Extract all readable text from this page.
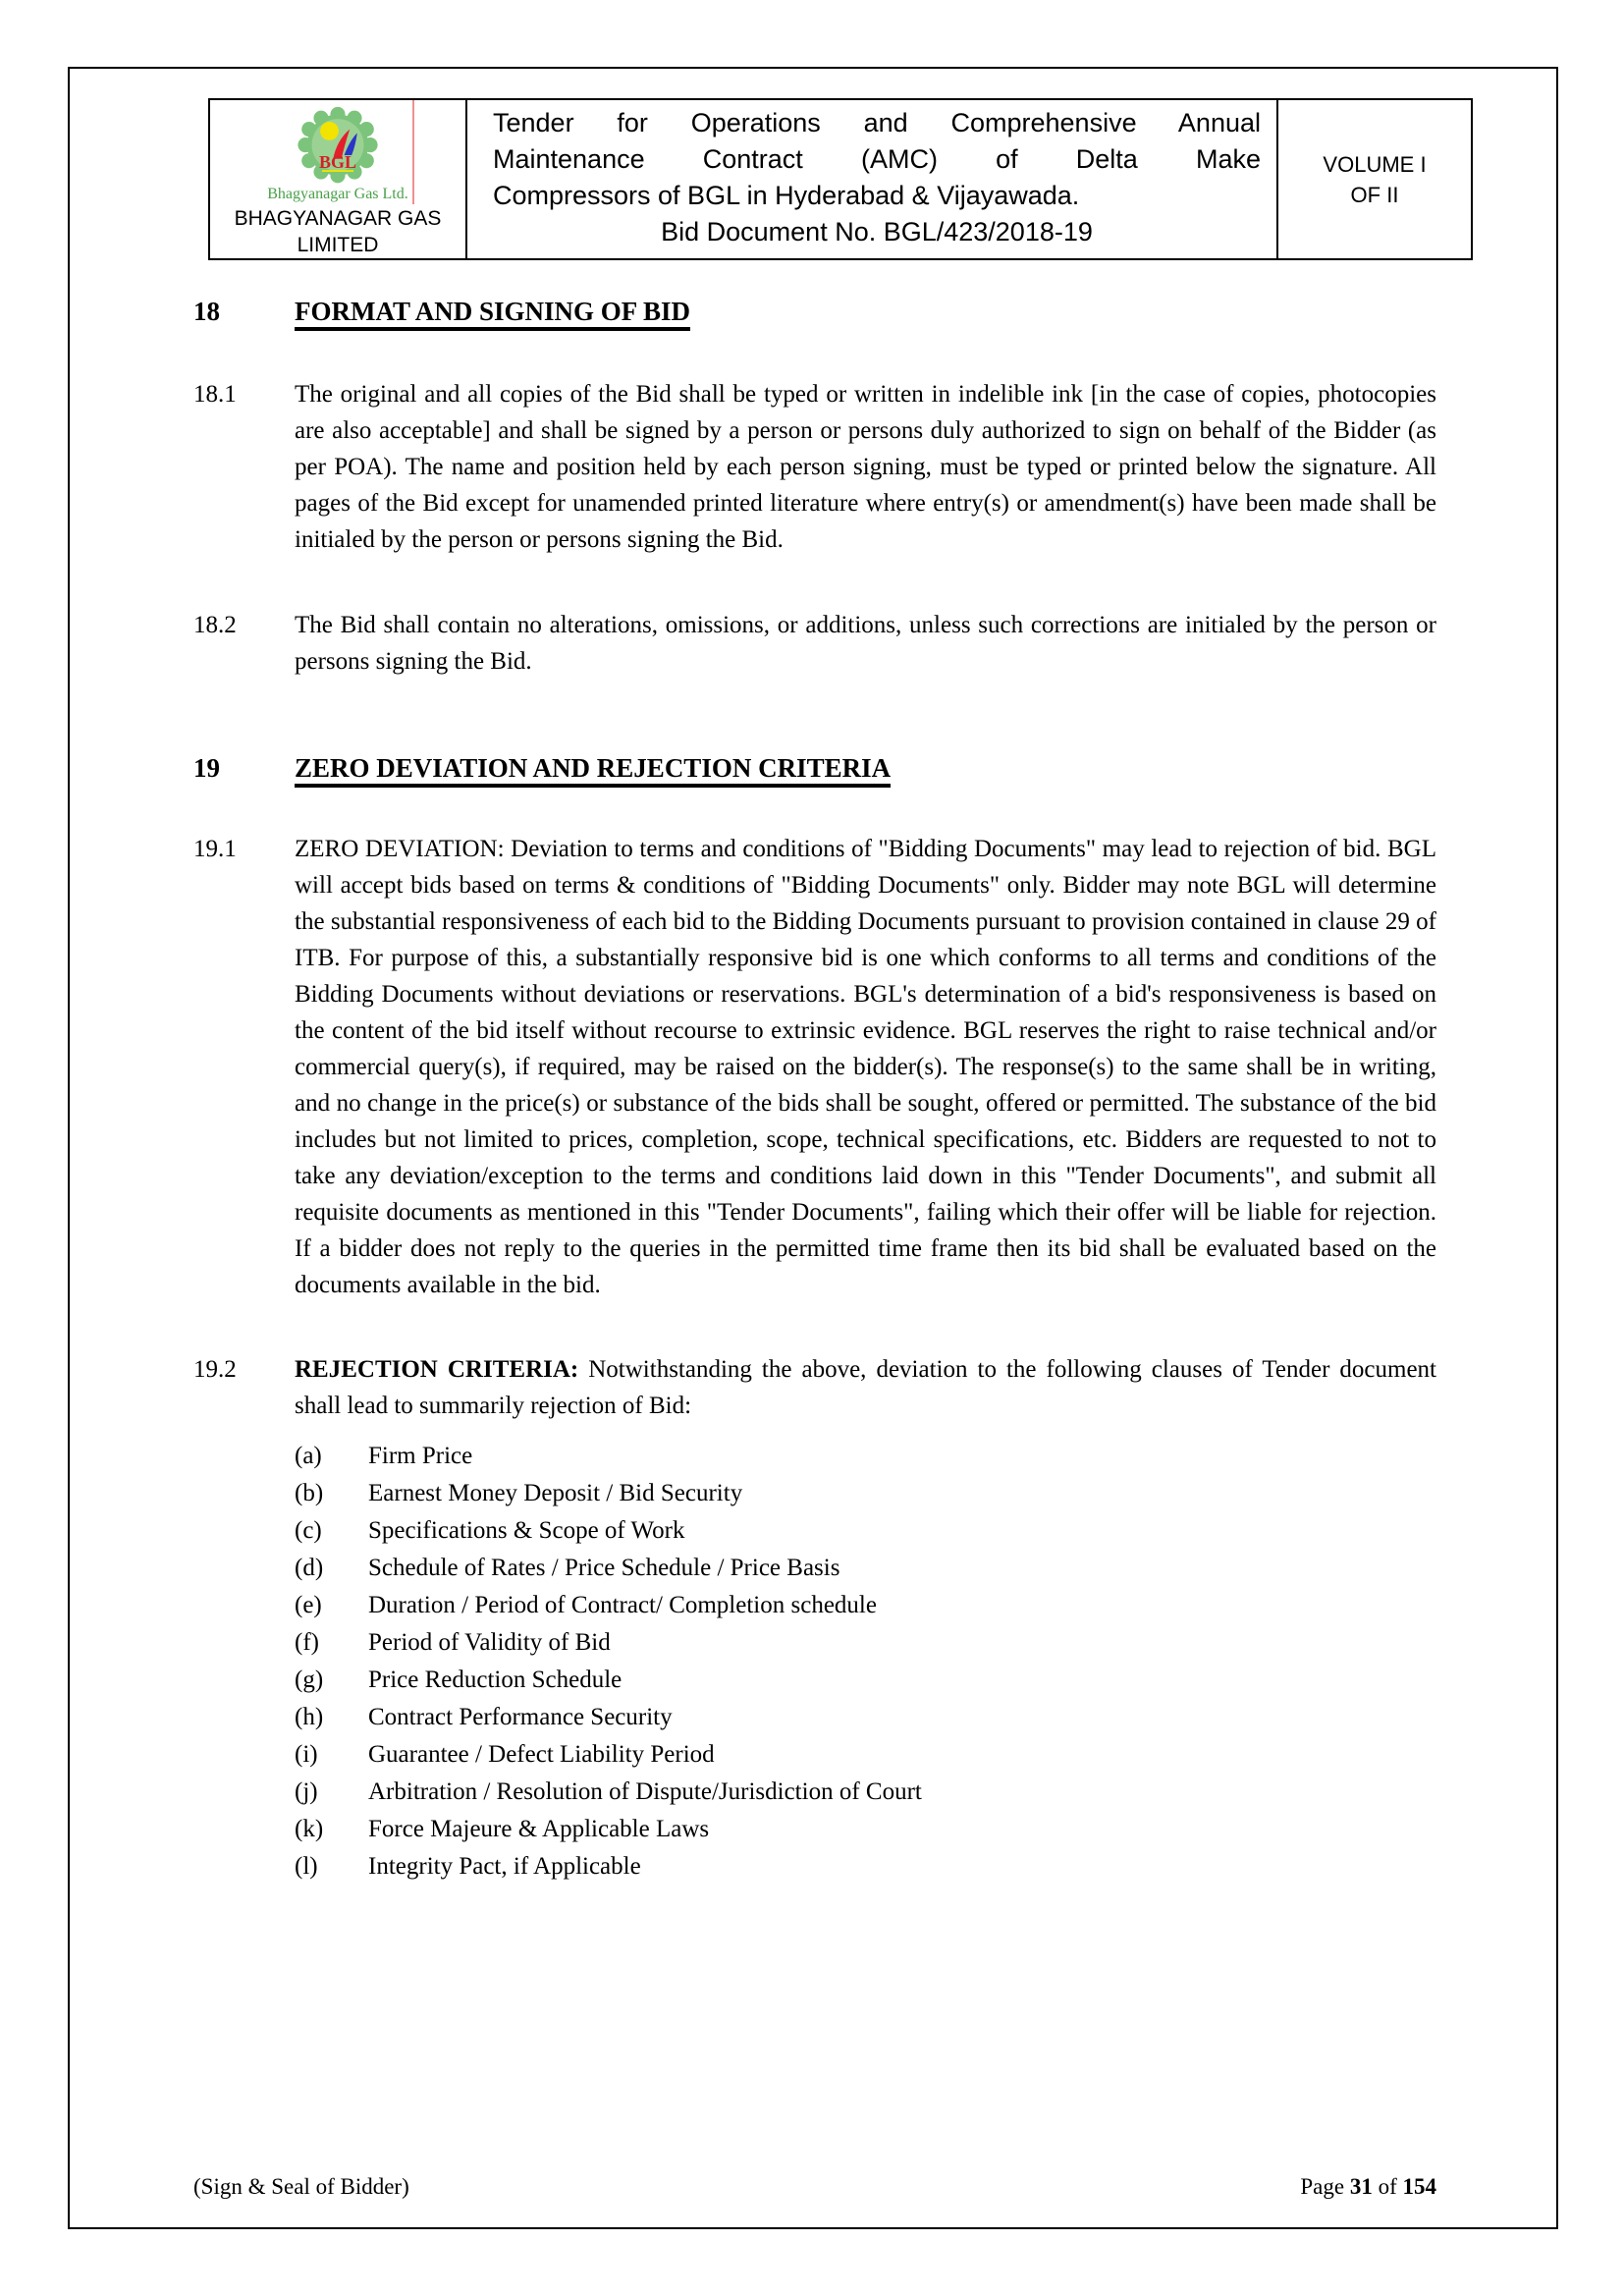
BGL
Bhagyanagar Gas Ltd.
BHAGYANAGAR GAS
LIMITED
Tender for Operations and Comprehensive Annual
Maintenance Contract (AMC) of Delta Make
Compressors of BGL in Hyderabad & Vijayawada.
Bid Document No. BGL/423/2018-19
VOLUME I
OF II
18	FORMAT AND SIGNING OF BID
18.1	The original and all copies of the Bid shall be typed or written in indelible ink [in the case of copies, photocopies are also acceptable] and shall be signed by a person or persons duly authorized to sign on behalf of the Bidder (as per POA). The name and position held by each person signing, must be typed or printed below the signature. All pages of the Bid except for unamended printed literature where entry(s) or amendment(s) have been made shall be initialed by the person or persons signing the Bid.
18.2	The Bid shall contain no alterations, omissions, or additions, unless such corrections are initialed by the person or persons signing the Bid.
19	ZERO DEVIATION AND REJECTION CRITERIA
19.1	ZERO DEVIATION: Deviation to terms and conditions of "Bidding Documents" may lead to rejection of bid. BGL will accept bids based on terms & conditions of "Bidding Documents" only. Bidder may note BGL will determine the substantial responsiveness of each bid to the Bidding Documents pursuant to provision contained in clause 29 of ITB. For purpose of this, a substantially responsive bid is one which conforms to all terms and conditions of the Bidding Documents without deviations or reservations. BGL's determination of a bid's responsiveness is based on the content of the bid itself without recourse to extrinsic evidence. BGL reserves the right to raise technical and/or commercial query(s), if required, may be raised on the bidder(s). The response(s) to the same shall be in writing, and no change in the price(s) or substance of the bids shall be sought, offered or permitted. The substance of the bid includes but not limited to prices, completion, scope, technical specifications, etc. Bidders are requested to not to take any deviation/exception to the terms and conditions laid down in this "Tender Documents", and submit all requisite documents as mentioned in this "Tender Documents", failing which their offer will be liable for rejection. If a bidder does not reply to the queries in the permitted time frame then its bid shall be evaluated based on the documents available in the bid.
19.2	REJECTION CRITERIA: Notwithstanding the above, deviation to the following clauses of Tender document shall lead to summarily rejection of Bid:
(a)	Firm Price
(b)	Earnest Money Deposit / Bid Security
(c)	Specifications & Scope of Work
(d)	Schedule of Rates / Price Schedule / Price Basis
(e)	Duration / Period of Contract/ Completion schedule
(f)	Period of Validity of Bid
(g)	Price Reduction Schedule
(h)	Contract Performance Security
(i)	Guarantee / Defect Liability Period
(j)	Arbitration / Resolution of Dispute/Jurisdiction of Court
(k)	Force Majeure & Applicable Laws
(l)	Integrity Pact, if Applicable
(Sign & Seal of Bidder)	Page 31 of 154
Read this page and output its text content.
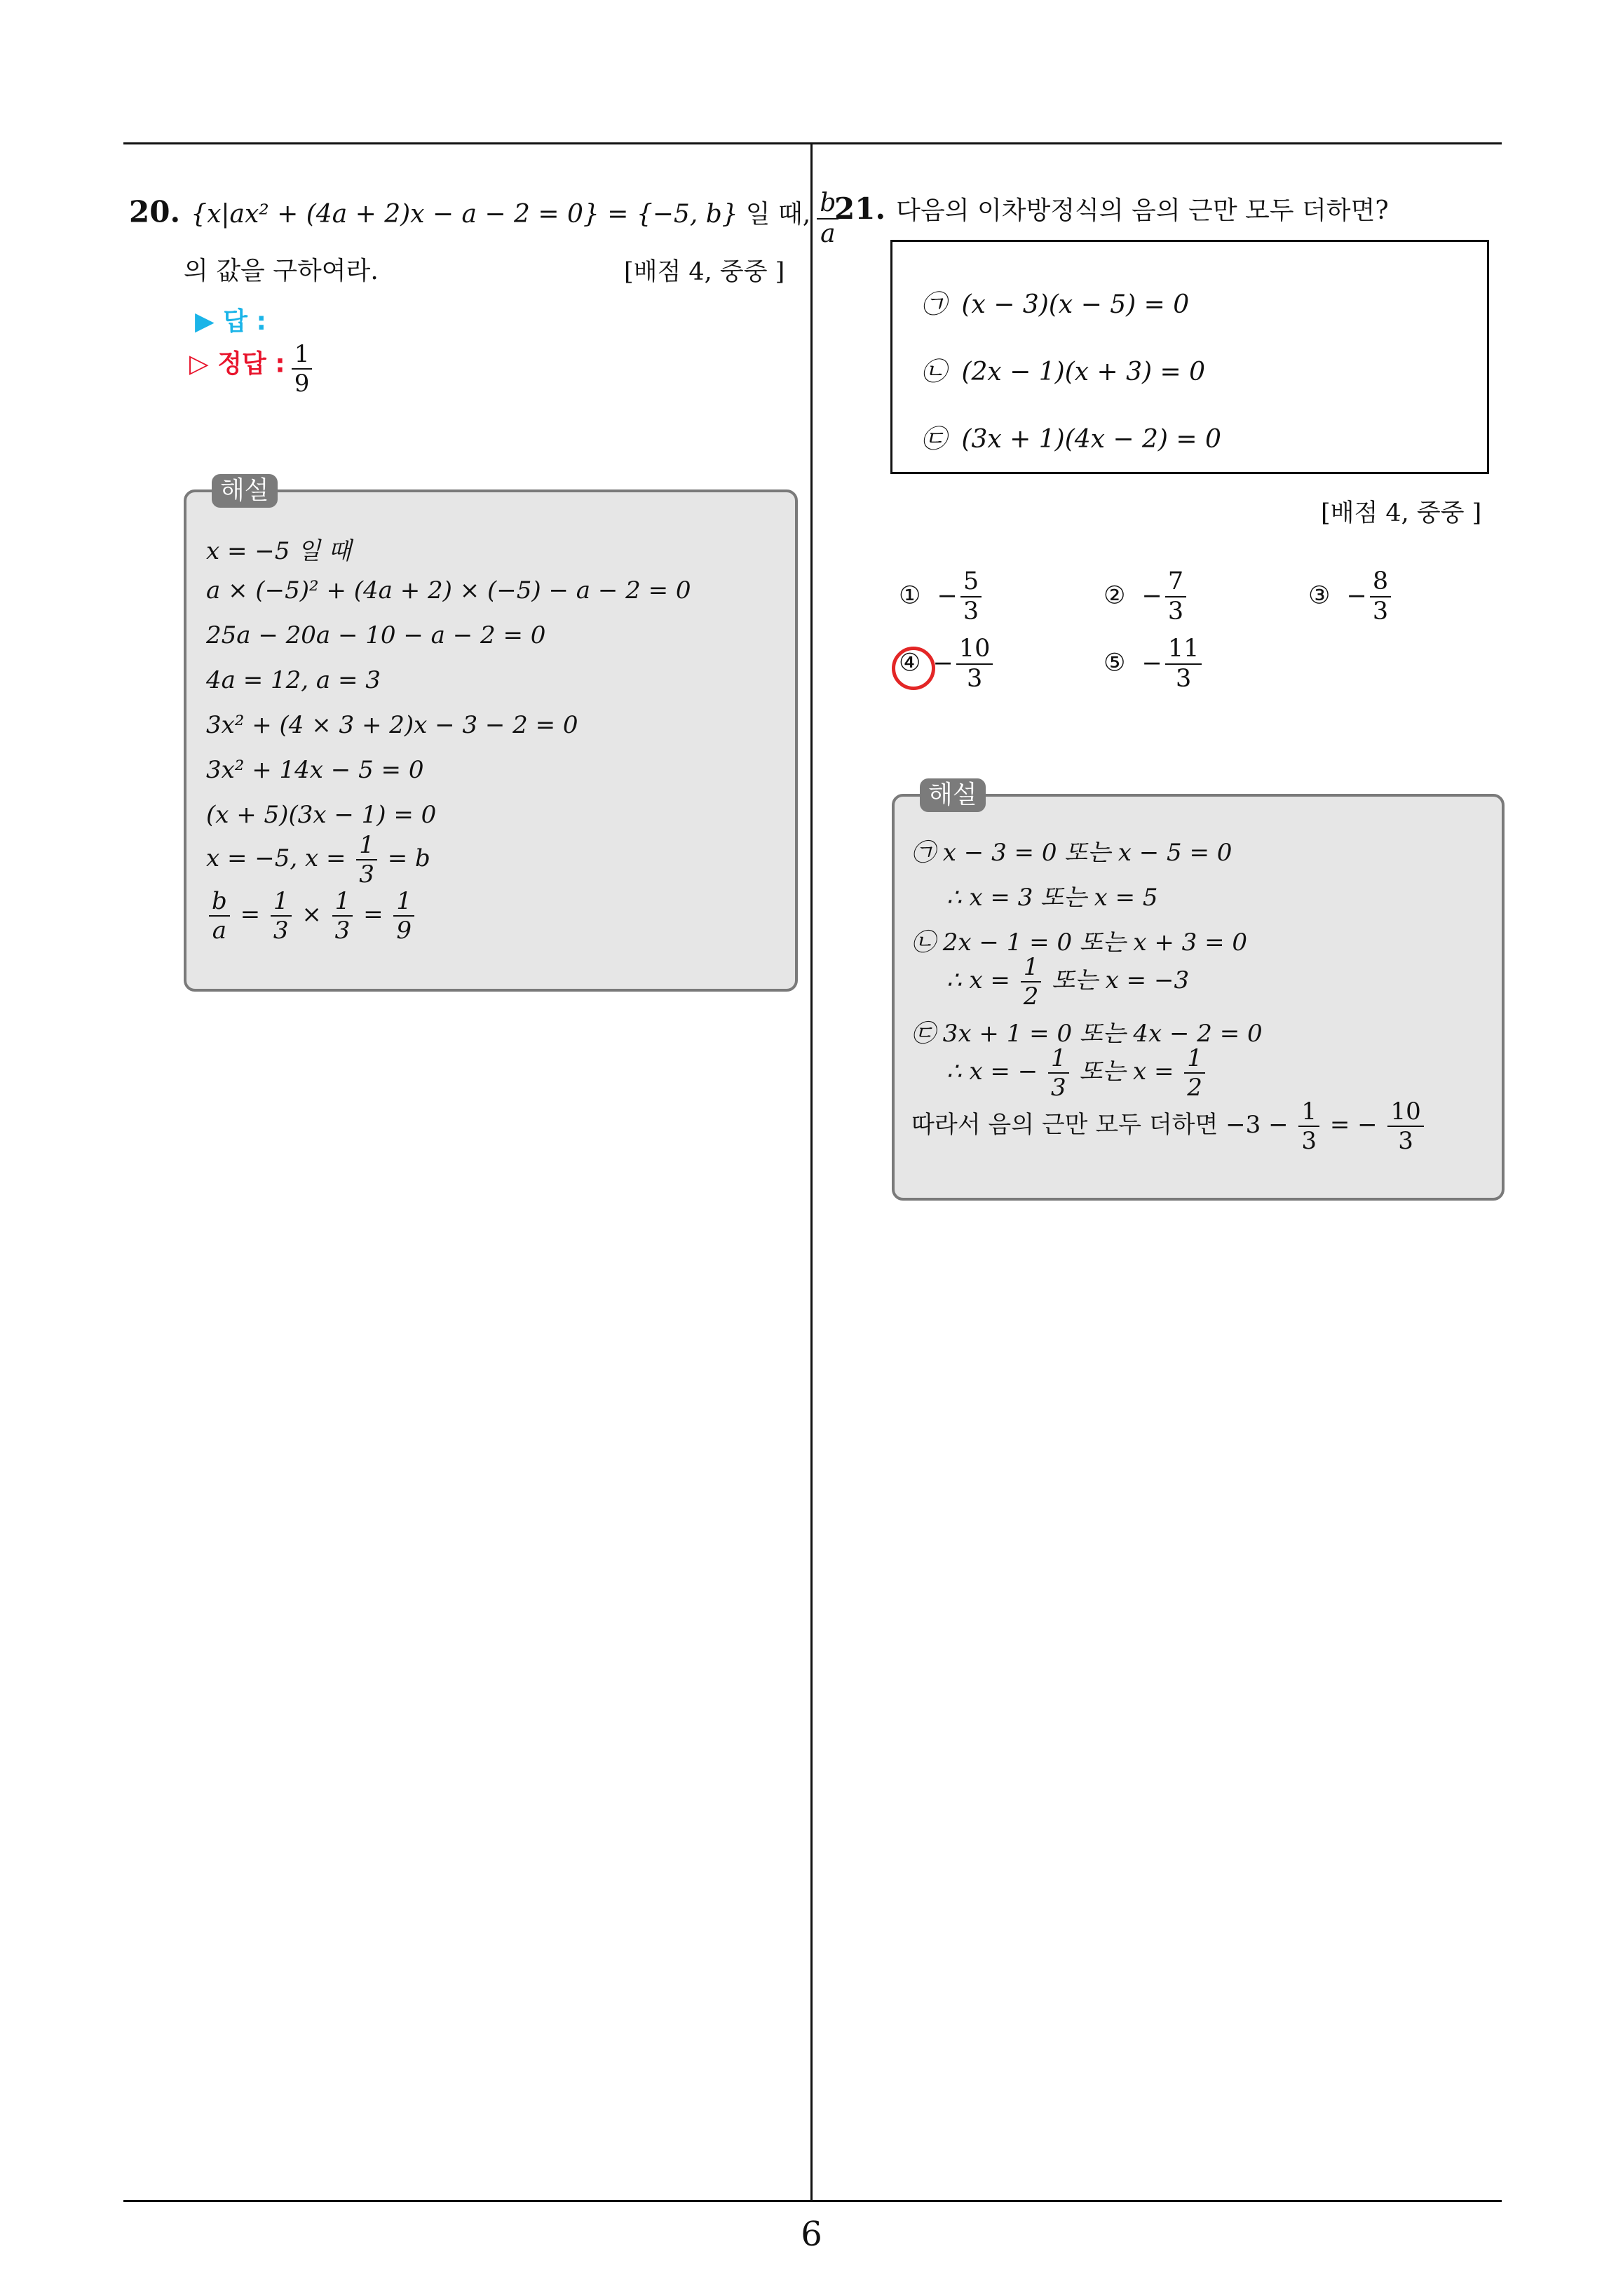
6
20. {x|ax² + (4a + 2)x − a − 2 = 0} = {−5, b} 일 때, $\frac{b}{a}$
의 값을 구하여라.	[배점 4, 중중 ]
▶ 답 :
▷ 정답 : $\frac{1}{9}$
해설
x = −5 일 때
a × (−5)² + (4a + 2) × (−5) − a − 2 = 0
25a − 20a − 10 − a − 2 = 0
4a = 12, a = 3
3x² + (4 × 3 + 2)x − 3 − 2 = 0
3x² + 14x − 5 = 0
(x + 5)(3x − 1) = 0
x = −5, $x = \frac{1}{3} = b$
$\frac{b}{a} = \frac{1}{3} \times \frac{1}{3} = \frac{1}{9}$
21. 다음의 이차방정식의 음의 근만 모두 더하면?
㉠ (x − 3)(x − 5) = 0
㉡ (2x − 1)(x + 3) = 0
㉢ (3x + 1)(4x − 2) = 0
[배점 4, 중중 ]
① − $\frac{5}{3}$	② − $\frac{7}{3}$	③ − $\frac{8}{3}$
④ − $\frac{10}{3}$	⑤ − $\frac{11}{3}$
해설
㉠ x − 3 = 0 또는 x − 5 = 0
∴ x = 3 또는 x = 5
㉡ 2x − 1 = 0 또는 x + 3 = 0
∴ $x = \frac{1}{2}$ 또는 x = −3
㉢ 3x + 1 = 0 또는 4x − 2 = 0
∴ x = − $\frac{1}{3}$ 또는 $x = \frac{1}{2}$
따라서 음의 근만 모두 더하면 $-3 - \frac{1}{3}$ = − $\frac{10}{3}$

---*---

## Problem description
Take every line containing the word "Contract" and copy it.

## Full output
Maintenance Contract (AMC) of Delta Make
(e)	Duration / Period of Contract/ Completion schedule
(h)	Contract Performance Security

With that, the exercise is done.